___ SOURCE EXTRACT ___

Also, if your adult sons had recommended that blowing coke with hookers would help you get over her faster, would you have done that too? It just seems to me that in addition to your wife, your sons are more the parental figures than you are. You are a grown man who is looking for advice from 20 year olds about how to "get over" women. 

What did you do to get over your first wife? Were your sons involved with that as well? How old were they then?


----------



## STORMCHASER (Dec 13, 2011)

Ok, this is not making any sense at this point. What grown 53 yo man is going to take advice from his 20 something unemployed, clueless, freeloader sons about how a marriage should work and how to get over someone? Changing locks and phone numbers? Did you know that in many states it is illegal to do that if she has legal residence in the home? If she decides to come back tomorrow to pick up more of her things and she does not have access, it's illegal. Now, who is the parent here? Good question!

___ STORED DATA ___

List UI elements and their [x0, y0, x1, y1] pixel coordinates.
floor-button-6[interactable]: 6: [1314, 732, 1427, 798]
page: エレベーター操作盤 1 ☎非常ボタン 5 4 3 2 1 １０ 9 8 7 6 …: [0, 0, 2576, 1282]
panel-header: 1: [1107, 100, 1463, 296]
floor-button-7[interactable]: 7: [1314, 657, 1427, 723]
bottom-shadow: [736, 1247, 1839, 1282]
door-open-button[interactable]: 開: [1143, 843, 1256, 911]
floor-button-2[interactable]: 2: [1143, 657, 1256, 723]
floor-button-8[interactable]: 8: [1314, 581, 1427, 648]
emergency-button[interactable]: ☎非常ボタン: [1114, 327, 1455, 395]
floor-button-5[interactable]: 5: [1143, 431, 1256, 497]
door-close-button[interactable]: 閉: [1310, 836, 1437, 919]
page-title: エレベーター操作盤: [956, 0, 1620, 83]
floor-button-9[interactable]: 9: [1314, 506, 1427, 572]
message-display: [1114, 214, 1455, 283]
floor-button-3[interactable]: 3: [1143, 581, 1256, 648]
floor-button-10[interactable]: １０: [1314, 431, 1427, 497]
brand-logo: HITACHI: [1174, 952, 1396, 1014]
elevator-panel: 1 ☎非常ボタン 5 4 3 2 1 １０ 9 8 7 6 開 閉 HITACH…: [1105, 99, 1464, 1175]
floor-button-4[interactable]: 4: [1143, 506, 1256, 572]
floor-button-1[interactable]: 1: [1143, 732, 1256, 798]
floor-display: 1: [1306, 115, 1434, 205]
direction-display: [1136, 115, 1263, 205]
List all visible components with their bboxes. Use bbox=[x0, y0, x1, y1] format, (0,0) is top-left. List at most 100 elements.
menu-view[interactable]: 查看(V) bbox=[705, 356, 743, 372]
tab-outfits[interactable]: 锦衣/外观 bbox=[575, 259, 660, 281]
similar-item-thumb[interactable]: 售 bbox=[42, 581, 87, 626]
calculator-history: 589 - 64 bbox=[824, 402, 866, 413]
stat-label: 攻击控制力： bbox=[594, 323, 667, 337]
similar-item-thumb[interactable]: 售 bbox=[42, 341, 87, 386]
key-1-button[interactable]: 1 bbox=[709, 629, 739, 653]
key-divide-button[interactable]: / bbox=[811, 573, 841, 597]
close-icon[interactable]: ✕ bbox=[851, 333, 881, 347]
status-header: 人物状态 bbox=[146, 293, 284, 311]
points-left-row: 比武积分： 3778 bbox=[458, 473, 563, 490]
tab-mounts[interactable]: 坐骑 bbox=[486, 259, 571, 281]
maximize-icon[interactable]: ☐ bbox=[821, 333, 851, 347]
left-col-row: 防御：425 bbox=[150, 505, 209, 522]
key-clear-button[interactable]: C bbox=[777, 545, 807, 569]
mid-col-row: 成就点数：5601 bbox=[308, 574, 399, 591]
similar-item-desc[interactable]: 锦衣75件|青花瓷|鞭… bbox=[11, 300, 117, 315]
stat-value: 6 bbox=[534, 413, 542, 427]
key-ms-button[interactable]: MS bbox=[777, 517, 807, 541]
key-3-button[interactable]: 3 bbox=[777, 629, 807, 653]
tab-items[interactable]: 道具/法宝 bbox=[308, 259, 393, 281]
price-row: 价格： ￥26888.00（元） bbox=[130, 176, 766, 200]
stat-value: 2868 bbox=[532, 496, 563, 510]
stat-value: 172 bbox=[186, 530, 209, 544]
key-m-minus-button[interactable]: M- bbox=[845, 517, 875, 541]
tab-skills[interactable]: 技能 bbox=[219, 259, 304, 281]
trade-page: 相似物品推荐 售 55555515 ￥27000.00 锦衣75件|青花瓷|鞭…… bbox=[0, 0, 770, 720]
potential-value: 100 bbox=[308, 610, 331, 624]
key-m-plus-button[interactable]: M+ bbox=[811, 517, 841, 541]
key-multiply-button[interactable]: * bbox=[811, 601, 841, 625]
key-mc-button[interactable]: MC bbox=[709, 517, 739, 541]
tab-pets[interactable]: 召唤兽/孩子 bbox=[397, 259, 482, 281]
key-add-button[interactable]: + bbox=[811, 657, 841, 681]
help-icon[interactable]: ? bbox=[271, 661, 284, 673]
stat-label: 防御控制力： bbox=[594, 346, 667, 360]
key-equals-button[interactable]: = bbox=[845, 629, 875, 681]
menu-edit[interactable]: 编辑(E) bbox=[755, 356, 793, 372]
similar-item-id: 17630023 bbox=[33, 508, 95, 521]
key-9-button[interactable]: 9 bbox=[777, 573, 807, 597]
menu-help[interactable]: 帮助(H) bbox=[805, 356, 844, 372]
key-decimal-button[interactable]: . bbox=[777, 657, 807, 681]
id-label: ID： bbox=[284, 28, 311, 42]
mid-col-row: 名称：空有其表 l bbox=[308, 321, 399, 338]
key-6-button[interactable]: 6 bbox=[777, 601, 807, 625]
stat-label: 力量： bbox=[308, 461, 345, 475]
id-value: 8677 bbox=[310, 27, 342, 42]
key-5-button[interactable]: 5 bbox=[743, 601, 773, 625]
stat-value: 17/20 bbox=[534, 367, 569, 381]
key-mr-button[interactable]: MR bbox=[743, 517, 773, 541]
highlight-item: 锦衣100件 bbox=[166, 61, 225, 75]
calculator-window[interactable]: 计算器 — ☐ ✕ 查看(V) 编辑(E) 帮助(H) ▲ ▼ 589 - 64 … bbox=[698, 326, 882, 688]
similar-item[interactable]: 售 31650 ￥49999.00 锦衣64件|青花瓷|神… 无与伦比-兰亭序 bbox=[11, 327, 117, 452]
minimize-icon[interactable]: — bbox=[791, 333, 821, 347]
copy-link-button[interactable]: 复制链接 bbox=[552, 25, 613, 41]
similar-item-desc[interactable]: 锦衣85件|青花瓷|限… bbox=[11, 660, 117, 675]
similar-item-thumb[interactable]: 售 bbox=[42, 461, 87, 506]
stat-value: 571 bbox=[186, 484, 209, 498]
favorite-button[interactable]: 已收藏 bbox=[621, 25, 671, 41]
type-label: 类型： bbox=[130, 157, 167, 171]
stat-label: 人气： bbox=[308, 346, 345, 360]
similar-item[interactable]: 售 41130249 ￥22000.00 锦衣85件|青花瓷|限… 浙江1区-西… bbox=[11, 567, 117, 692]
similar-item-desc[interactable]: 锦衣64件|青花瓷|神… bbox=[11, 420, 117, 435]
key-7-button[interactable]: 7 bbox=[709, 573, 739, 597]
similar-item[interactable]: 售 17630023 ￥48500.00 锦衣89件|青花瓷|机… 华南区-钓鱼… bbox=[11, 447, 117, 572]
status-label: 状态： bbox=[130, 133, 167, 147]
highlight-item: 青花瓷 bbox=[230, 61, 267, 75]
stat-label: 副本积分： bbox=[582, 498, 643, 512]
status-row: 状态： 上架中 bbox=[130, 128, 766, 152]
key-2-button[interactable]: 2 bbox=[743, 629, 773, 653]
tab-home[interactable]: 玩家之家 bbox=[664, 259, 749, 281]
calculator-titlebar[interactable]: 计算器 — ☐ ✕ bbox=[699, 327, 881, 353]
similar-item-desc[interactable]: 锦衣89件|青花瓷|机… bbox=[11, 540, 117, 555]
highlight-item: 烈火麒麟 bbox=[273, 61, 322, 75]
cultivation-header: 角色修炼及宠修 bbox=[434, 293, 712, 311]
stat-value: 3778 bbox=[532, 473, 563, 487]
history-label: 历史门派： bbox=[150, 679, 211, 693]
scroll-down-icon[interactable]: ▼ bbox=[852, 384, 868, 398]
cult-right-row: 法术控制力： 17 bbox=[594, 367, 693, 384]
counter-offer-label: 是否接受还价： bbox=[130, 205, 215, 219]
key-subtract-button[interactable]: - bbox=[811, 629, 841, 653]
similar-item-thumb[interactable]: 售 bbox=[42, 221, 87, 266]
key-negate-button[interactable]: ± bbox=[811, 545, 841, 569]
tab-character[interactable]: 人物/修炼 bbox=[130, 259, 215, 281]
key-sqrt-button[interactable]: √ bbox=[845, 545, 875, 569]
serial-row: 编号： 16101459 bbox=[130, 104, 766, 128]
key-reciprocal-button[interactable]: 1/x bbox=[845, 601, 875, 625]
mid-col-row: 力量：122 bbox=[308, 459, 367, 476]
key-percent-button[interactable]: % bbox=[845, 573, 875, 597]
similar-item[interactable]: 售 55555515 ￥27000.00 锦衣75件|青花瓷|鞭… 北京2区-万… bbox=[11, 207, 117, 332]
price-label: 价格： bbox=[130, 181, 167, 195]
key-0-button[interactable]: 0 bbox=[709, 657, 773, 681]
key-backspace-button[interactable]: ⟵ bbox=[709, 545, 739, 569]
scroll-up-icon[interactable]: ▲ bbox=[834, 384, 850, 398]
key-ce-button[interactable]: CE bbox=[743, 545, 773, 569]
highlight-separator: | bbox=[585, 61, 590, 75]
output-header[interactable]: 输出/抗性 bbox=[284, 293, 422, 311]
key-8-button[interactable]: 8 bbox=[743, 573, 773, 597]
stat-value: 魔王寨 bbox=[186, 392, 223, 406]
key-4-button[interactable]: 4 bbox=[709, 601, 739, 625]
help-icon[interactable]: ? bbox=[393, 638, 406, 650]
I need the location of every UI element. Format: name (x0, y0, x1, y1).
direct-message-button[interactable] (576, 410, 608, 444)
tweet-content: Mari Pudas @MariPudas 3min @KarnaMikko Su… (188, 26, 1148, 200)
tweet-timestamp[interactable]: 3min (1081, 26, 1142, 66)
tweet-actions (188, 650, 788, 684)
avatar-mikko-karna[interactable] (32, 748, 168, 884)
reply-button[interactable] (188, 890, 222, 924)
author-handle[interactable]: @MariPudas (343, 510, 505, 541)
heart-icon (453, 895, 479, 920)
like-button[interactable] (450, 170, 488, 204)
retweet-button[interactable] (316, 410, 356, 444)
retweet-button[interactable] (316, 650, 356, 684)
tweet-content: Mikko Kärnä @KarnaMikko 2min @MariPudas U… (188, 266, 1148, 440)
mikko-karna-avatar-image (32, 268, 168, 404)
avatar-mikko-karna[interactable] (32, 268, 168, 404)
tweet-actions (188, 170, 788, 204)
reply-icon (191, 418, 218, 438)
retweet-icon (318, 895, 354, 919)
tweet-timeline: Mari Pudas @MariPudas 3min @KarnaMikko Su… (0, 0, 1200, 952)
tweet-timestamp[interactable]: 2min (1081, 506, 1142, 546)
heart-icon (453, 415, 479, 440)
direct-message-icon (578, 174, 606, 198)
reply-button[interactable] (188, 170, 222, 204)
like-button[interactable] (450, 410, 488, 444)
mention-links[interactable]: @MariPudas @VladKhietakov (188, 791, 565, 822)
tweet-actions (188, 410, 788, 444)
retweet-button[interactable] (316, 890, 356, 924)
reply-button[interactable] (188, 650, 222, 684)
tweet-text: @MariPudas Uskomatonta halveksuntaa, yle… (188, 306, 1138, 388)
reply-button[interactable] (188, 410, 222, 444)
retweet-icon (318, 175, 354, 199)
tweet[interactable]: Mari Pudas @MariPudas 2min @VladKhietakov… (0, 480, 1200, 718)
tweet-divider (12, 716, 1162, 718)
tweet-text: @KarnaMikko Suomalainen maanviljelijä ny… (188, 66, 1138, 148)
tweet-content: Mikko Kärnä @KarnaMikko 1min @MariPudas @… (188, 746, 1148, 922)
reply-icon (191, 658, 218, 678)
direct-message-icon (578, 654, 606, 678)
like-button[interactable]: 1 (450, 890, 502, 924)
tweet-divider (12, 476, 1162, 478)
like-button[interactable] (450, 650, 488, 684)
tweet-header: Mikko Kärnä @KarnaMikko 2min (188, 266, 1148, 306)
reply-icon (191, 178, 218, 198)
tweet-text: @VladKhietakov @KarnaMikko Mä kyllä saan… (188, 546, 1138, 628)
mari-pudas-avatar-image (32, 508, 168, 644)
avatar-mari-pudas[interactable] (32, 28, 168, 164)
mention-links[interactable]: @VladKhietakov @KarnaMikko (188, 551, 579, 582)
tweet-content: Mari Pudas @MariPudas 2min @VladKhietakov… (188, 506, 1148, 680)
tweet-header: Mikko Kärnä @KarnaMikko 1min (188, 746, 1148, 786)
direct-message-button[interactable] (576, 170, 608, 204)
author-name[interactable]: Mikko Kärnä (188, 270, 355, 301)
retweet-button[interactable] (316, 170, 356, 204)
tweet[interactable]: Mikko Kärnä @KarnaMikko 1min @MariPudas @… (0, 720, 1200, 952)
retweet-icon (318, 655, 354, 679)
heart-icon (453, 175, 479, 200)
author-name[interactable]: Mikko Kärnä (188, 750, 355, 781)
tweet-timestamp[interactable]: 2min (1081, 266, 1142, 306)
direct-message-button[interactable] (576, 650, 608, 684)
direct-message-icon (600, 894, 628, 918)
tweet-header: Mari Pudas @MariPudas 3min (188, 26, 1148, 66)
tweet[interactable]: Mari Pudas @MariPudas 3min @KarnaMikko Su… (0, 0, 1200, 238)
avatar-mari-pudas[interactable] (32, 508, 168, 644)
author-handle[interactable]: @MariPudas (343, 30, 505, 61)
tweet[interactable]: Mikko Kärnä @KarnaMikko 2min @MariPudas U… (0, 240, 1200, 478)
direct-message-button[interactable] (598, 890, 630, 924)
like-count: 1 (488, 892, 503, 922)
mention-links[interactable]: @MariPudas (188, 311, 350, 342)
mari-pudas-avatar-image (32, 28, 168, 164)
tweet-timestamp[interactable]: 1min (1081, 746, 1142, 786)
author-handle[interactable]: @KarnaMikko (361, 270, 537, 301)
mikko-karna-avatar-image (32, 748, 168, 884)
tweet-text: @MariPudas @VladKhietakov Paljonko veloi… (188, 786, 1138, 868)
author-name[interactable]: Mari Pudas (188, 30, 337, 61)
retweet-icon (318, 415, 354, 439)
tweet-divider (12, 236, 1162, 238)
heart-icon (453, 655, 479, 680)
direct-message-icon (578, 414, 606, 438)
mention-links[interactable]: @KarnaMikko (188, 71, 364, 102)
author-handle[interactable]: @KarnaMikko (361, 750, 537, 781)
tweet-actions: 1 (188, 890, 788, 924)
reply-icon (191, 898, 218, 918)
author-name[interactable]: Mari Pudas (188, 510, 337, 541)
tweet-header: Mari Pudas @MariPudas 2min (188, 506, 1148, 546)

___

TASK GOAL:
In the forum thread, STORMCHASER objects to changing the locks and phone numbers. Explain in one to three sentences why the locks are a problem, according to the post. These records are separate material from the forum thread.

SOLVED EXERCISE:
The post says that in many states it is illegal to change the locks if she has legal residence in the home. If she came back to pick up more of her things and could not get in, that would be illegal.